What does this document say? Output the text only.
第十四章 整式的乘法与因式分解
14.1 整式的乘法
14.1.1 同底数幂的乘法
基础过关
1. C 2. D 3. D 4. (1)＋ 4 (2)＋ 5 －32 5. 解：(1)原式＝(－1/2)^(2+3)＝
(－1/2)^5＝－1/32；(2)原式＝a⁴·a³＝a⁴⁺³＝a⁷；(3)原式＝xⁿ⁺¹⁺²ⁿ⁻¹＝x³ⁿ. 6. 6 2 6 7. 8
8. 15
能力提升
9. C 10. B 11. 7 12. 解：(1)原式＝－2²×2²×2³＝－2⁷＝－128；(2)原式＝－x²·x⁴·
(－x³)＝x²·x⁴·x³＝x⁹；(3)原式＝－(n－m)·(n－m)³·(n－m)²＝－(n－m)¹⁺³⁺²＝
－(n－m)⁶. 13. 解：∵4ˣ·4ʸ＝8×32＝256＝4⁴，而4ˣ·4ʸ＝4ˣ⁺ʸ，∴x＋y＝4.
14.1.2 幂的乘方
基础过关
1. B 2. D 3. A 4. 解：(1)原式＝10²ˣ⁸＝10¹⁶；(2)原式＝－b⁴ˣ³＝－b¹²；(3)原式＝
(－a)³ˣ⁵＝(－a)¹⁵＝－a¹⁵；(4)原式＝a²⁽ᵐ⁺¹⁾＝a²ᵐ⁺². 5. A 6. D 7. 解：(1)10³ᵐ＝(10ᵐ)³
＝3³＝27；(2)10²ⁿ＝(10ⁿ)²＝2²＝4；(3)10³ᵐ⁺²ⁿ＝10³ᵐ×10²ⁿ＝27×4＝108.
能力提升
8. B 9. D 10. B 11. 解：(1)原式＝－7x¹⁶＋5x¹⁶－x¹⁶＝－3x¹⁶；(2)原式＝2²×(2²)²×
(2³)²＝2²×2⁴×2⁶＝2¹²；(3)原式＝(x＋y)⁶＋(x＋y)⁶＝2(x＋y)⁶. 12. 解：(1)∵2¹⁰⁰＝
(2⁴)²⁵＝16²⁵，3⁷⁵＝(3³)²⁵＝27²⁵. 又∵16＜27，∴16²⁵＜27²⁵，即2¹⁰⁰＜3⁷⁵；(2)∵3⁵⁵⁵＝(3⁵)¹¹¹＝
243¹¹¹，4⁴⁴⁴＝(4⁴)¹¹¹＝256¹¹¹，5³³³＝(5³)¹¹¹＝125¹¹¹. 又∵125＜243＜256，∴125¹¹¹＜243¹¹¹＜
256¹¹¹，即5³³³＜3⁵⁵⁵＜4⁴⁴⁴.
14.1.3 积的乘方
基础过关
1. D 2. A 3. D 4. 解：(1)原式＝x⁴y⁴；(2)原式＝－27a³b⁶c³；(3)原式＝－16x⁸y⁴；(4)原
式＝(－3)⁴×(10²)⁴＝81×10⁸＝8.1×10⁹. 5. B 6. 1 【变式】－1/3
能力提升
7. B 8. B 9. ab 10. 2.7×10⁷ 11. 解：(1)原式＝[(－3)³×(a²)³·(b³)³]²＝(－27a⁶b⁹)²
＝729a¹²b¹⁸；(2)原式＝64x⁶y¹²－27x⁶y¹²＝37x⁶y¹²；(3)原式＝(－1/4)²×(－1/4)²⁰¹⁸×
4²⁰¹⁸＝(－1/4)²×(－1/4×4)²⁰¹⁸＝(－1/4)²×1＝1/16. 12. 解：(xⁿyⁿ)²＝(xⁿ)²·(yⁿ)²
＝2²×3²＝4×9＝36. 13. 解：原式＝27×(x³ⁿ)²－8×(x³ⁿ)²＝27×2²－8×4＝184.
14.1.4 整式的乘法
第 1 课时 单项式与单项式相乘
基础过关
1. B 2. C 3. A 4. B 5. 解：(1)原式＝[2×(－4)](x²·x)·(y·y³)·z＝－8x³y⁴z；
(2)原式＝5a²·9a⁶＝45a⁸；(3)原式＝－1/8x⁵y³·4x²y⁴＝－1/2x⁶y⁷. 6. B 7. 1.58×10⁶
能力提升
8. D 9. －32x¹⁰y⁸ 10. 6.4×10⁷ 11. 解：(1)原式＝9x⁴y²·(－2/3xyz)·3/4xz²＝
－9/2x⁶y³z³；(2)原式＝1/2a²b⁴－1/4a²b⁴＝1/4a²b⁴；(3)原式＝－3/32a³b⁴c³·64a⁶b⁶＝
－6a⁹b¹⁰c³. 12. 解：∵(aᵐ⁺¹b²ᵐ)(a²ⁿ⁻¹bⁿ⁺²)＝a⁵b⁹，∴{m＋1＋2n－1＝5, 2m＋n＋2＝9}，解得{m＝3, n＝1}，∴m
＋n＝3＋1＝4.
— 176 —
☆ ☆ ☆ ☆ ☆ ☆ ☆
- _Problem_
Using the listing, collect all lines in which the string "²⁰¹⁸" is found.

- _The solution_
＝729a¹²b¹⁸；(2)原式＝64x⁶y¹²－27x⁶y¹²＝37x⁶y¹²；(3)原式＝(－1/4)²×(－1/4)²⁰¹⁸×
4²⁰¹⁸＝(－1/4)²×(－1/4×4)²⁰¹⁸＝(－1/4)²×1＝1/16. 12. 解：(xⁿyⁿ)²＝(xⁿ)²·(yⁿ)²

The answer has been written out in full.